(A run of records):
* * *

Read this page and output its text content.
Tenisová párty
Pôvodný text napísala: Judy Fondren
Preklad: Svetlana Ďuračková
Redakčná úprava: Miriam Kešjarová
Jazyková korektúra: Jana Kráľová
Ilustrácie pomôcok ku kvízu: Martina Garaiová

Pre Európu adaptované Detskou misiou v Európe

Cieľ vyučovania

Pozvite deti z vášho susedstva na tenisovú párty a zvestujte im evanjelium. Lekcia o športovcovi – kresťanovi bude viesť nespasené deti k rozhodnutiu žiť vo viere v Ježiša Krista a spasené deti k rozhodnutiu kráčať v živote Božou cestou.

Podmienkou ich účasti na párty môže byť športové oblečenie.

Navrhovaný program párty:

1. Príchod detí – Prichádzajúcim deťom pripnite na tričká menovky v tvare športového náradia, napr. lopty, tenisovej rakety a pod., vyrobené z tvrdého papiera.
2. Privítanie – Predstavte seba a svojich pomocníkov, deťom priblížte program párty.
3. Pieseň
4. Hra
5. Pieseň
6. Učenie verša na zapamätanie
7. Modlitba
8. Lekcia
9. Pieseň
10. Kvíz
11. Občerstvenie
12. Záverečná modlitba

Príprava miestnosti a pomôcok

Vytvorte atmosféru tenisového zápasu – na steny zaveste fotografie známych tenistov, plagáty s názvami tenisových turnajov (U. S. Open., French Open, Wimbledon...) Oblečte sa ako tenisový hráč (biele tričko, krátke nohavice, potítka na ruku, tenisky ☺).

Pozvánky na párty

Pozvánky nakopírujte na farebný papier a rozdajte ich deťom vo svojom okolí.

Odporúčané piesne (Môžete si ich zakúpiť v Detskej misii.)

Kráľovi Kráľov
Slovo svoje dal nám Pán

* * *

(What you should do):
Copy all of the material word for word.

(Task output):
Read this page and output its text content.
Tenisová párty
Pôvodný text napísala: Judy Fondren
Preklad: Svetlana Ďuračková
Redakčná úprava: Miriam Kešjarová
Jazyková korektúra: Jana Kráľová
Ilustrácie pomôcok ku kvízu: Martina Garaiová

Pre Európu adaptované Detskou misiou v Európe

Cieľ vyučovania

Pozvite deti z vášho susedstva na tenisovú párty a zvestujte im evanjelium. Lekcia o športovcovi – kresťanovi bude viesť nespasené deti k rozhodnutiu žiť vo viere v Ježiša Krista a spasené deti k rozhodnutiu kráčať v živote Božou cestou.

Podmienkou ich účasti na párty môže byť športové oblečenie.

Navrhovaný program párty:

1. Príchod detí – Prichádzajúcim deťom pripnite na tričká menovky v tvare športového náradia, napr. lopty, tenisovej rakety a pod., vyrobené z tvrdého papiera.
2. Privítanie – Predstavte seba a svojich pomocníkov, deťom priblížte program párty.
3. Pieseň
4. Hra
5. Pieseň
6. Učenie verša na zapamätanie
7. Modlitba
8. Lekcia
9. Pieseň
10. Kvíz
11. Občerstvenie
12. Záverečná modlitba

Príprava miestnosti a pomôcok

Vytvorte atmosféru tenisového zápasu – na steny zaveste fotografie známych tenistov, plagáty s názvami tenisových turnajov (U. S. Open., French Open, Wimbledon...) Oblečte sa ako tenisový hráč (biele tričko, krátke nohavice, potítka na ruku, tenisky ☺).

Pozvánky na párty

Pozvánky nakopírujte na farebný papier a rozdajte ich deťom vo svojom okolí.

Odporúčané piesne (Môžete si ich zakúpiť v Detskej misii.)

Kráľovi Kráľov
Slovo svoje dal nám Pán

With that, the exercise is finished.